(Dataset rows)
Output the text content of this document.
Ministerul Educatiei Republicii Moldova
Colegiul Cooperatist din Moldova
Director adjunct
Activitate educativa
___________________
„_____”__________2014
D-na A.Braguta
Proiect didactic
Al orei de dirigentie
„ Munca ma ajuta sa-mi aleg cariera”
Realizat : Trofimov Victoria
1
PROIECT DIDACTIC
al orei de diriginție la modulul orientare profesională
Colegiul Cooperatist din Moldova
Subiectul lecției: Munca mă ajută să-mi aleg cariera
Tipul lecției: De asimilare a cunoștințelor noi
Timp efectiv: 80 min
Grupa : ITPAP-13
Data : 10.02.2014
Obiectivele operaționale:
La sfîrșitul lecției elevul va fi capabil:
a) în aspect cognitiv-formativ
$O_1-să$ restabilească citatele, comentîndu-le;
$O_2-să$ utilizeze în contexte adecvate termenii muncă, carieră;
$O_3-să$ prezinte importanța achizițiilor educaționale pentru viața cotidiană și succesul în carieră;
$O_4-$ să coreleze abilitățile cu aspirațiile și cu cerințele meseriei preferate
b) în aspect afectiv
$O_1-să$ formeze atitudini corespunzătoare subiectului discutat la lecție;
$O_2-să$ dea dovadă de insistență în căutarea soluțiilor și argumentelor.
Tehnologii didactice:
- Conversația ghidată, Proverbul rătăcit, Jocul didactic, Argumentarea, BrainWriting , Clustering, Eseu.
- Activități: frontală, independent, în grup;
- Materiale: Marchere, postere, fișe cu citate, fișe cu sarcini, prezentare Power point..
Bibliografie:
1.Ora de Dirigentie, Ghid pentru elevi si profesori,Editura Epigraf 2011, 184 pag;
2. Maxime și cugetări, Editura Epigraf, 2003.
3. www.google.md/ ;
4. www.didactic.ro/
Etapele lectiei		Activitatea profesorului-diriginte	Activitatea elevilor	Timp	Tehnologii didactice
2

__WHAT THIS TASK INVOLVES__
Keep only the lines that hold the string "Timp", and copy them out.

__ANSWER IN FULL__
Timp efectiv: 80 min
Etapele lectiei		Activitatea profesorului-diriginte	Activitatea elevilor	Timp	Tehnologii didactice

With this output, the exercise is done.